▶ **BRANO**:

-.-.-

Settimana prossima Franco rientrera' in Italia. Attualmente e' il capo cantiere: si occupa della costruzione della maternita' e programma tutte le attivita' dei "maçons, blanchissent, hydraulique". Con il mese di agosto tutte e tre le squadre di operai, in totale una decina di persone, dovevano essere sollevate da incarichi poiche' il cantiere si fermava. Ora invece, faranno affidamento su di me (!!!). Il cantiere sara' operativo e sto concordando una serie di interventi che io dovro' seguire e realizzare.
Questa mattina sono stato alla cava di sabbia a fare il carico uno per il cantiere della maternita' e uno per il cantiere della scuola elementare. La cava e' un luogo infido e pieno di pericoli soprattutto ora che le piogge hanno reso l'accesso scivoloso e instabile, grossi rivoli d'acqua e canali che solcano la renella provocano al trattore instabilita' e precarieta'. La sensazione che si prova quando la cabina ondeggia e' veramente destabilizzante, il timore di ribaltarsi e' grande cosi' come quella di restare impantanati a seguito di una manovra ritenuta banale. La posizione alta della guida rende le oscillazioni violente ed imprevedibili. Immaginatevi una vettura su di una strada sconnessa, i sobbalzi sono ammortizzati ma evidenti. Ora figuratevi nella mente di essere sopra il portapacchi posizionato sul tettuccio dell'auto, seduti su di una poltroncina che ad ogni sussulto vi fa temere il peggio. Se a tutto questo aggiungete 5 metri di braccio meccanico, una pala piena di sabbia dal peso di 5/6 quintali che sbilancia il mezzo ad ogni buca che affrontate, capirete meglio le mie preoccupazioni.

-.-.-

▶ **PROBLEMI E COMPITI**:
A. Secondo il brano sul cantiere, della costruzione di quale edificio si occupa Franco come capo cantiere?
B. Prosegui il brano sul cantiere e sulla cava di sabbia a partire dall'ultima frase.
L'elenco non ha alcun legame con il brano.

[Dati per il riconoscimento della struttura dei documenti]
-.-.-

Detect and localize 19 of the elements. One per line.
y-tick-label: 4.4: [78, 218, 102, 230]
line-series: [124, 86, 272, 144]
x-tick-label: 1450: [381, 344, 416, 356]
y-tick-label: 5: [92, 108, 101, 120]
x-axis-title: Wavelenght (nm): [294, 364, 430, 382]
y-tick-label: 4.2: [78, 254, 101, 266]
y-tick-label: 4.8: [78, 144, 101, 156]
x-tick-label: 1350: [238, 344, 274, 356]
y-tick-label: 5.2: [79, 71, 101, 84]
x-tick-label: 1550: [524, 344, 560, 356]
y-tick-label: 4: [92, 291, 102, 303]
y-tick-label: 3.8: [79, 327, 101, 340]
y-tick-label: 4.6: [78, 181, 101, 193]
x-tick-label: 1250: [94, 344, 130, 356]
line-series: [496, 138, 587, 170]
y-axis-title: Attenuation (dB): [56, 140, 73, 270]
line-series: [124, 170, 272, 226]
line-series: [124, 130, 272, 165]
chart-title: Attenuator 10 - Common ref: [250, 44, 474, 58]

-.-.-

▶ **RISPOSTE AI COMPITI**:
A. Della maternità.

B.
Inoltre la cava dista da Goundi 12 km, si trova nella brusse nelle vicinanze di Mamiong. La strada per giungervi e' in pessime condizioni, deturpata dalle piogge, dagli acquitrini, dalla vegetazione prosperosa in questa stagione che sovente rende il tragitto travagliato in una sorta di gimcana campestre. Rientro in tempo per accogliere l'arrivo di 4 ragazzi spagnoli e del loro accompagnatore: sono studenti di medicina e si fermeranno in visita per tre settimane. Una ventata di giovinezza che corrisponde a una boccata di ossigeno e di novita'.